TASK DIRECTIONS: Copy out all the lines exactly. Omit pictures.

DATASET RECORDS:

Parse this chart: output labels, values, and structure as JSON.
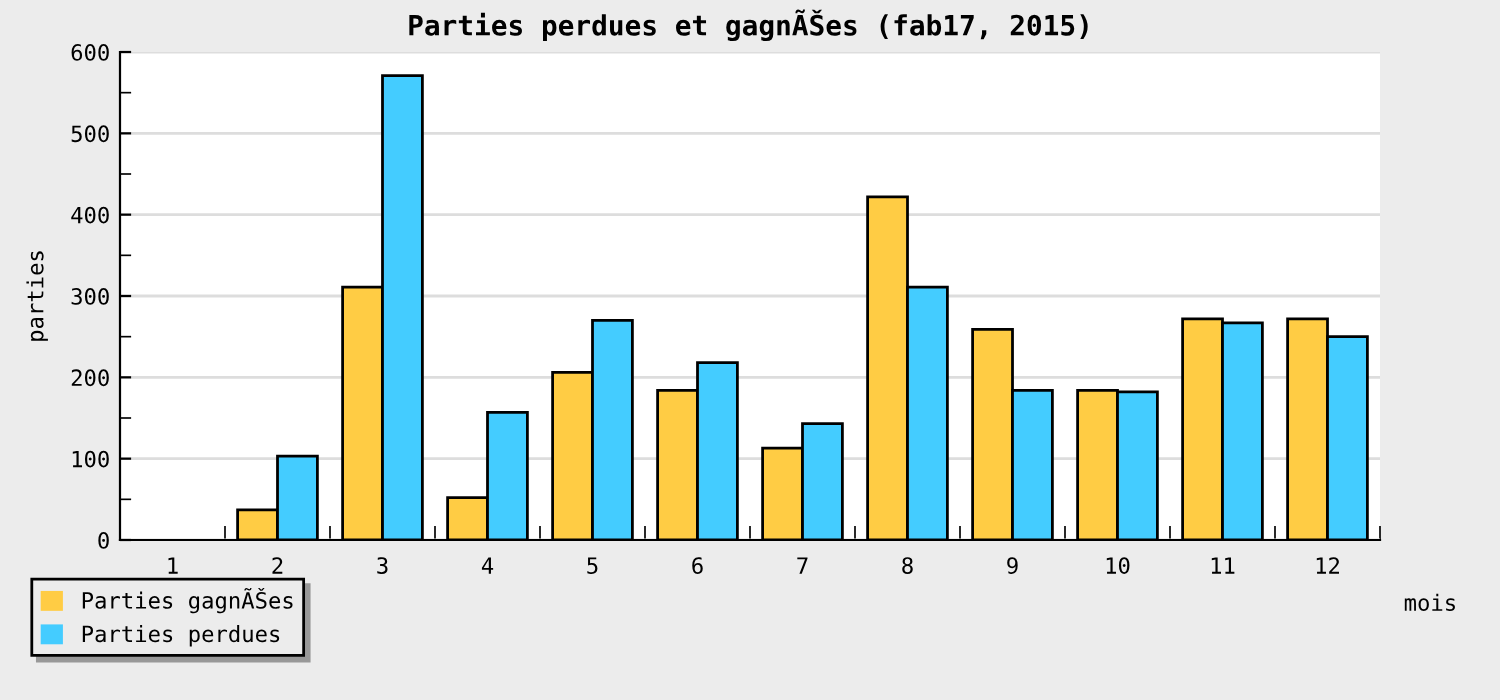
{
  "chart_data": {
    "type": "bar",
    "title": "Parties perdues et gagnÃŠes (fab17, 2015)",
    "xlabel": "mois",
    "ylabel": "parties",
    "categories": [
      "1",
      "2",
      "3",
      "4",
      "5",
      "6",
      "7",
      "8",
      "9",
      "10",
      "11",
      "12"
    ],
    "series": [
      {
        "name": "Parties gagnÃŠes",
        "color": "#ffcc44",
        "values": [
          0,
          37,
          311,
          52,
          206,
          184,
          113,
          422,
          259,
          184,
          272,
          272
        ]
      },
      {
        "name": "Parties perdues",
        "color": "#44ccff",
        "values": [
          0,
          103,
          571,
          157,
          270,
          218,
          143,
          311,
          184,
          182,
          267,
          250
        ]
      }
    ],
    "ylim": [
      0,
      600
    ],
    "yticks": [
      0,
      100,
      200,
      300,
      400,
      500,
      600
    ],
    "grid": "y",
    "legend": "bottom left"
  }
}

COMPLETED TASK:
Parse this chart: output labels, values, and structure as JSON.
{
  "chart_data": {
    "type": "bar",
    "title": "Parties perdues et gagnÃŠes (fab17, 2015)",
    "xlabel": "mois",
    "ylabel": "parties",
    "categories": [
      "1",
      "2",
      "3",
      "4",
      "5",
      "6",
      "7",
      "8",
      "9",
      "10",
      "11",
      "12"
    ],
    "series": [
      {
        "name": "Parties gagnÃŠes",
        "color": "#ffcc44",
        "values": [
          0,
          37,
          311,
          52,
          206,
          184,
          113,
          422,
          259,
          184,
          272,
          272
        ]
      },
      {
        "name": "Parties perdues",
        "color": "#44ccff",
        "values": [
          0,
          103,
          571,
          157,
          270,
          218,
          143,
          311,
          184,
          182,
          267,
          250
        ]
      }
    ],
    "ylim": [
      0,
      600
    ],
    "yticks": [
      0,
      100,
      200,
      300,
      400,
      500,
      600
    ],
    "grid": "y",
    "legend": "bottom left"
  }
}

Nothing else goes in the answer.